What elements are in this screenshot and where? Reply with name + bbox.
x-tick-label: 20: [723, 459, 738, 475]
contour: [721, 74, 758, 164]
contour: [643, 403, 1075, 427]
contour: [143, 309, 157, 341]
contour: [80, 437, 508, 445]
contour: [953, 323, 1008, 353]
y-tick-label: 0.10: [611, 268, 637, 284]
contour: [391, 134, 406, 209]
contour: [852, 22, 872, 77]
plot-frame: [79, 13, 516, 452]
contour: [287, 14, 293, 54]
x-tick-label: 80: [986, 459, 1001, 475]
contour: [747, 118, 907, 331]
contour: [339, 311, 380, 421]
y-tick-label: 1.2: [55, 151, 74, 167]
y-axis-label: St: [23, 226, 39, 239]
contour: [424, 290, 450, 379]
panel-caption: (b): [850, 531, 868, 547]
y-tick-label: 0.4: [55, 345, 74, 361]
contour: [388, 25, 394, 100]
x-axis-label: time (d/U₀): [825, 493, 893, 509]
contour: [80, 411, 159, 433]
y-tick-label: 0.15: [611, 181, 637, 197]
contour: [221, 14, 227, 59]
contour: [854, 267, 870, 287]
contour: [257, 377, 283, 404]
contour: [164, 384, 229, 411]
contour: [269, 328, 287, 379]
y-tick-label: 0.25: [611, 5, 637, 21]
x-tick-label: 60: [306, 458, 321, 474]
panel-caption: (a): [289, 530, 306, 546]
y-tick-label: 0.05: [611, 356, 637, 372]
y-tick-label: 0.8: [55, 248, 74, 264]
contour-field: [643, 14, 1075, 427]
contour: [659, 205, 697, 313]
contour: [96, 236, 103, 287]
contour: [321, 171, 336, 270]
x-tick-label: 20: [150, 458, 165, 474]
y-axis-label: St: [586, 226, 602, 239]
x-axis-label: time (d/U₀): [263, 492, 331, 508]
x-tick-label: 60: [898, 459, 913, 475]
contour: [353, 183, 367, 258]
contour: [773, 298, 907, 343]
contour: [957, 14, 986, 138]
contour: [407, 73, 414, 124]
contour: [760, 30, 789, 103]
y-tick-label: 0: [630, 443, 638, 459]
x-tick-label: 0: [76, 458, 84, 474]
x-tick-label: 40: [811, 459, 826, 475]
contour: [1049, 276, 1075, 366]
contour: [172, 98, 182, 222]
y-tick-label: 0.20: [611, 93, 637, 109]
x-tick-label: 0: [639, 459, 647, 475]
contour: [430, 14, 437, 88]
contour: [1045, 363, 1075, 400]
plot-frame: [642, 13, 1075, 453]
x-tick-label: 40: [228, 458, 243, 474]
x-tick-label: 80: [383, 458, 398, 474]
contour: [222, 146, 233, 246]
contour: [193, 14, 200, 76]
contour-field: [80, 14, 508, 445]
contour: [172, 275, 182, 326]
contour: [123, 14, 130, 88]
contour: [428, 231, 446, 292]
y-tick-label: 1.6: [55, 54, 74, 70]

Work instructions: Change each "contour-field" in the items to "contour-region" and write out every line again, leaving everything else as it is.

The solution:
What elements are in this screenshot and where? Reply with name + bbox.
x-tick-label: 20: [723, 459, 738, 475]
contour: [721, 74, 758, 164]
contour: [643, 403, 1075, 427]
contour: [143, 309, 157, 341]
contour: [80, 437, 508, 445]
contour: [953, 323, 1008, 353]
y-tick-label: 0.10: [611, 268, 637, 284]
contour: [391, 134, 406, 209]
contour: [852, 22, 872, 77]
plot-frame: [79, 13, 516, 452]
contour: [287, 14, 293, 54]
x-tick-label: 80: [986, 459, 1001, 475]
contour: [747, 118, 907, 331]
contour: [339, 311, 380, 421]
y-tick-label: 1.2: [55, 151, 74, 167]
y-axis-label: St: [23, 226, 39, 239]
contour: [424, 290, 450, 379]
panel-caption: (b): [850, 531, 868, 547]
y-tick-label: 0.4: [55, 345, 74, 361]
contour: [388, 25, 394, 100]
x-axis-label: time (d/U₀): [825, 493, 893, 509]
contour: [80, 411, 159, 433]
y-tick-label: 0.15: [611, 181, 637, 197]
contour: [221, 14, 227, 59]
contour: [854, 267, 870, 287]
contour: [257, 377, 283, 404]
contour: [164, 384, 229, 411]
contour: [269, 328, 287, 379]
y-tick-label: 0.25: [611, 5, 637, 21]
x-tick-label: 60: [306, 458, 321, 474]
panel-caption: (a): [289, 530, 306, 546]
y-tick-label: 0.05: [611, 356, 637, 372]
y-tick-label: 0.8: [55, 248, 74, 264]
contour-region: [643, 14, 1075, 427]
contour: [659, 205, 697, 313]
contour: [96, 236, 103, 287]
contour: [321, 171, 336, 270]
x-tick-label: 20: [150, 458, 165, 474]
y-axis-label: St: [586, 226, 602, 239]
x-axis-label: time (d/U₀): [263, 492, 331, 508]
x-tick-label: 60: [898, 459, 913, 475]
contour: [353, 183, 367, 258]
contour: [773, 298, 907, 343]
contour: [957, 14, 986, 138]
contour: [407, 73, 414, 124]
contour: [760, 30, 789, 103]
y-tick-label: 0: [630, 443, 638, 459]
x-tick-label: 0: [76, 458, 84, 474]
x-tick-label: 40: [811, 459, 826, 475]
contour: [1049, 276, 1075, 366]
contour: [172, 98, 182, 222]
y-tick-label: 0.20: [611, 93, 637, 109]
x-tick-label: 0: [639, 459, 647, 475]
contour: [430, 14, 437, 88]
contour: [1045, 363, 1075, 400]
plot-frame: [642, 13, 1075, 453]
x-tick-label: 40: [228, 458, 243, 474]
x-tick-label: 80: [383, 458, 398, 474]
contour: [222, 146, 233, 246]
contour: [193, 14, 200, 76]
contour-region: [80, 14, 508, 445]
contour: [172, 275, 182, 326]
contour: [123, 14, 130, 88]
contour: [428, 231, 446, 292]
y-tick-label: 1.6: [55, 54, 74, 70]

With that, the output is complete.